Interactive segmentation demo

import copy
import gradio as gr
import numpy as np
from PIL import ImageDraw, Image
import cv2
import matplotlib.pyplot as plt

example_images = [
    "https://github.com/openvinotoolkit/openvino_notebooks/assets/29454499/b8083dd5-1ce7-43bf-8b09-a2ebc280c86e",
    "https://github.com/openvinotoolkit/openvino_notebooks/assets/29454499/9a90595d-70e7-469b-bdaf-469ef4f56fa2",
    "https://github.com/openvinotoolkit/openvino_notebooks/assets/29454499/b626c123-9fa2-4aa6-9929-30565991bf0c",
]

examples_dir = Path("examples")
examples_dir.mkdir(exist_ok=True)

for img_id, image_url in enumerate(example_images):
    urllib.request.urlretrieve(image_url, examples_dir / f"example_{img_id}.jpg")


def sigmoid(x):
    return 1 / (1 + np.exp(-x))


def clear():
    return None, None, [], []


def format_results(masks, scores, logits, filter=0):
    annotations = []
    n = len(scores)
    for i in range(n):
        annotation = {}

        mask = masks[i]
        tmp = np.where(mask != 0)
        if np.sum(mask) < filter:
            continue
        annotation["id"] = i
        annotation["segmentation"] = mask
        annotation["bbox"] = [np.min(tmp[0]), np.min(tmp[1]), np.max(tmp[1]), np.max(tmp[0])]
        annotation["score"] = scores[i]
        annotation["area"] = annotation["segmentation"].sum()
        annotations.append(annotation)

# Set exercise 1:
Reproduce the records word for word, from their first line down to the line containing "cell: Тяга <box>809 266 935 278</box>", with both of those lines included.

(Element and coordinate records)
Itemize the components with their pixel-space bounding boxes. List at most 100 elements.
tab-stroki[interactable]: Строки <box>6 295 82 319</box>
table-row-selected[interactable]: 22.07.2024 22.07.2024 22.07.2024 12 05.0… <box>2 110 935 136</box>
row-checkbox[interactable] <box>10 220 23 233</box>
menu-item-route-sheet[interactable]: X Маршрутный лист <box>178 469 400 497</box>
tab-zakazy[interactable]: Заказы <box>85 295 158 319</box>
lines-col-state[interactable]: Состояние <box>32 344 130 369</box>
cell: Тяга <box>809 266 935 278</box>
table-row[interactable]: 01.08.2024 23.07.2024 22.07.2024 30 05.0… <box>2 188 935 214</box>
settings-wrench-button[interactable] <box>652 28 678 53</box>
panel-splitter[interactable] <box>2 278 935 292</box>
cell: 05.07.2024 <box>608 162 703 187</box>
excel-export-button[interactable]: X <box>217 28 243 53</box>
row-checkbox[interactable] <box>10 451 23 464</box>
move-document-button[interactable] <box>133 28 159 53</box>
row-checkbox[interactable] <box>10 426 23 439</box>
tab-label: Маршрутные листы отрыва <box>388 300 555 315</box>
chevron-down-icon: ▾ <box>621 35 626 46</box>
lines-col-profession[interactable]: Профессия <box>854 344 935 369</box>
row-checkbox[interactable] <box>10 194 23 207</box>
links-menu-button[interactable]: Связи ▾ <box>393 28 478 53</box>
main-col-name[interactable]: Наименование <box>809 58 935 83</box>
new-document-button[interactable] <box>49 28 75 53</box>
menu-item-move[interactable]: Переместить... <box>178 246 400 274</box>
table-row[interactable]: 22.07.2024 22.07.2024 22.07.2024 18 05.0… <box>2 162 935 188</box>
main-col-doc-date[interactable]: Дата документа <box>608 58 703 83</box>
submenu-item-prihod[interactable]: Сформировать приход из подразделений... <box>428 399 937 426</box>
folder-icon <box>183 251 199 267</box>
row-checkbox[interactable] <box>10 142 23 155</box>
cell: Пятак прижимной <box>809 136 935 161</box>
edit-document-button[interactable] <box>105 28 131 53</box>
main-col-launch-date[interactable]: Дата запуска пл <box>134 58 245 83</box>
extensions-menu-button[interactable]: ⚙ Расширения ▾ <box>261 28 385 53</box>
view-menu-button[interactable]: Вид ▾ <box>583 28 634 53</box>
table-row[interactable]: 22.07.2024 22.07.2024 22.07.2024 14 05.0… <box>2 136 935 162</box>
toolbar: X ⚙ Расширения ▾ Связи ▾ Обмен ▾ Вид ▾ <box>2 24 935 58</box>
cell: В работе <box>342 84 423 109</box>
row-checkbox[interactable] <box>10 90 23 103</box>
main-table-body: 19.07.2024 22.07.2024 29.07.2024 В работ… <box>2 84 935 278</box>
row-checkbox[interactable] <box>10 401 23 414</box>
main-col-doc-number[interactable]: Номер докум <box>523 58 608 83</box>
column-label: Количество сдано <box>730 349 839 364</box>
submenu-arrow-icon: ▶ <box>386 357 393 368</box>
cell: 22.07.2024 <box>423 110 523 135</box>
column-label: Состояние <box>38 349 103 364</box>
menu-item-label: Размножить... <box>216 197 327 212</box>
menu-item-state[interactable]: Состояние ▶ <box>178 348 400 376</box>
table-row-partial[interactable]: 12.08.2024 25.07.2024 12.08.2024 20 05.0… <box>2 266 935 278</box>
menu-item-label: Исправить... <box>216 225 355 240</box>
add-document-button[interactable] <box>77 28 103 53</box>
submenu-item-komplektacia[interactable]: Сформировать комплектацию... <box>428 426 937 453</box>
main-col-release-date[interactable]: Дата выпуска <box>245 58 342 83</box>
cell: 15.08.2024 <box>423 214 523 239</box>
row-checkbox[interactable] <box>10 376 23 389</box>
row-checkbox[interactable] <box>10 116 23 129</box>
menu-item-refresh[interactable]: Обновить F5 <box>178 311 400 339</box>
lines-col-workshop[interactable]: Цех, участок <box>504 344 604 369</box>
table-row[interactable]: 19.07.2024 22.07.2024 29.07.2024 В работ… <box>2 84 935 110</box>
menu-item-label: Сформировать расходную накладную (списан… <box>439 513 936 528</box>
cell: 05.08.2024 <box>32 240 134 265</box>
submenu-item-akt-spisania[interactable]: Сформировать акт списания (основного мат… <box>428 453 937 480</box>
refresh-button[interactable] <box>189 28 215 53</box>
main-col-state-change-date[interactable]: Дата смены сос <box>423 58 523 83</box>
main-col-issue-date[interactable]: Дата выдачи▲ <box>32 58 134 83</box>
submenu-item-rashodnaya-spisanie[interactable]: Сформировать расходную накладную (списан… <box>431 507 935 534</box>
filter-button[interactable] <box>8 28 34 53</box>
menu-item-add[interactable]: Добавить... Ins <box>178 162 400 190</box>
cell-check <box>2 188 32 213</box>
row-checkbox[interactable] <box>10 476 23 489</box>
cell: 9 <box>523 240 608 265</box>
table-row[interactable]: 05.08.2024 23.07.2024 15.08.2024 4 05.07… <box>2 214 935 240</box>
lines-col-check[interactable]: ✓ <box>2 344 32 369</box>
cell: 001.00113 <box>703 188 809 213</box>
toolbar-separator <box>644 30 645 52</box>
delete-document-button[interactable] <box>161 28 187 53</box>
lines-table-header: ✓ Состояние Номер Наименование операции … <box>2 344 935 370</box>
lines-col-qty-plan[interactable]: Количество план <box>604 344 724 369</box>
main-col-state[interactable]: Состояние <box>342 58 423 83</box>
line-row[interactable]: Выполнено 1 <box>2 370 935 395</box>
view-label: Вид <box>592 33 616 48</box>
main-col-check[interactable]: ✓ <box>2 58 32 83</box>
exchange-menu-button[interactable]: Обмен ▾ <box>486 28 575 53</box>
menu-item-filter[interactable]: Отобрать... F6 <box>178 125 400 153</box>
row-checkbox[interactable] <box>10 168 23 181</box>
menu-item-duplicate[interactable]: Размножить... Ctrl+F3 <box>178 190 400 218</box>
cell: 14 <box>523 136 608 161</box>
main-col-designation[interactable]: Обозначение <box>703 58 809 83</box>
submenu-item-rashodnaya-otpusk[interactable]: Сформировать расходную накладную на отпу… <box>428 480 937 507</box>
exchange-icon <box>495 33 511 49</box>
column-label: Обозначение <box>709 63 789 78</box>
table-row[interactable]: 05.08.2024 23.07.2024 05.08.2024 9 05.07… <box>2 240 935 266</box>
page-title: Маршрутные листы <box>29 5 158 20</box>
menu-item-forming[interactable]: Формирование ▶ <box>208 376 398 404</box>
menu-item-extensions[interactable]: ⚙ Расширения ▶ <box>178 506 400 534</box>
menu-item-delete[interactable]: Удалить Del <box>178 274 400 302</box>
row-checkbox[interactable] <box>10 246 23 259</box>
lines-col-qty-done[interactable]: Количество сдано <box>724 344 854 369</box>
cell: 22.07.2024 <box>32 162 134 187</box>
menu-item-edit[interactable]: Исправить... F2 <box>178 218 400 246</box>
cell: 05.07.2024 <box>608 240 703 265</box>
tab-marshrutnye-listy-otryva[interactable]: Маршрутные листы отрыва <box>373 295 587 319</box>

# Set exercise 2:
Carry on the interactive segmentation demo code from the point where it stops.

# Result 1:
Itemize the components with their pixel-space bounding boxes. List at most 100 elements.
tab-stroki[interactable]: Строки <box>6 295 82 319</box>
table-row-selected[interactable]: 22.07.2024 22.07.2024 22.07.2024 12 05.0… <box>2 110 935 136</box>
row-checkbox[interactable] <box>10 220 23 233</box>
menu-item-route-sheet[interactable]: X Маршрутный лист <box>178 469 400 497</box>
tab-zakazy[interactable]: Заказы <box>85 295 158 319</box>
lines-col-state[interactable]: Состояние <box>32 344 130 369</box>
cell: Тяга <box>809 266 935 278</box>

# Result 2:
    return annotations


def point_prompt(masks, points, point_label, target_height, target_width):  # numpy
    h = masks[0]["segmentation"].shape[0]
    w = masks[0]["segmentation"].shape[1]
    if h != target_height or w != target_width:
        points = [
            [int(point[0] * w / target_width), int(point[1] * h / target_height)]
            for point in points
        ]
    onemask = np.zeros((h, w))
    for i, annotation in enumerate(masks):
        if isinstance(annotation, dict):
            mask = annotation["segmentation"]
        else:
            mask = annotation
        for i, point in enumerate(points):
            if point[1] < mask.shape[0] and point[0] < mask.shape[1]:
                if mask[point[1], point[0]] == 1 and point_label[i] == 1:
                    onemask += mask
                if mask[point[1], point[0]] == 1 and point_label[i] == 0:
                    onemask -= mask
    onemask = onemask >= 1
    return onemask, 0


def show_mask(
    annotation,
    ax,
    random_color=False,
    bbox=None,
    retinamask=True,
    target_height=960,
    target_width=960,
):
    mask_sum = annotation.shape[0]
    height = annotation.shape[1]
    weight = annotation.shape[2]
    # annotation is sorted by area
    areas = np.sum(annotation, axis=(1, 2))
    sorted_indices = np.argsort(areas)[::1]
    annotation = annotation[sorted_indices]

    index = (annotation != 0).argmax(axis=0)
    if random_color:
        color = np.random.random((mask_sum, 1, 1, 3))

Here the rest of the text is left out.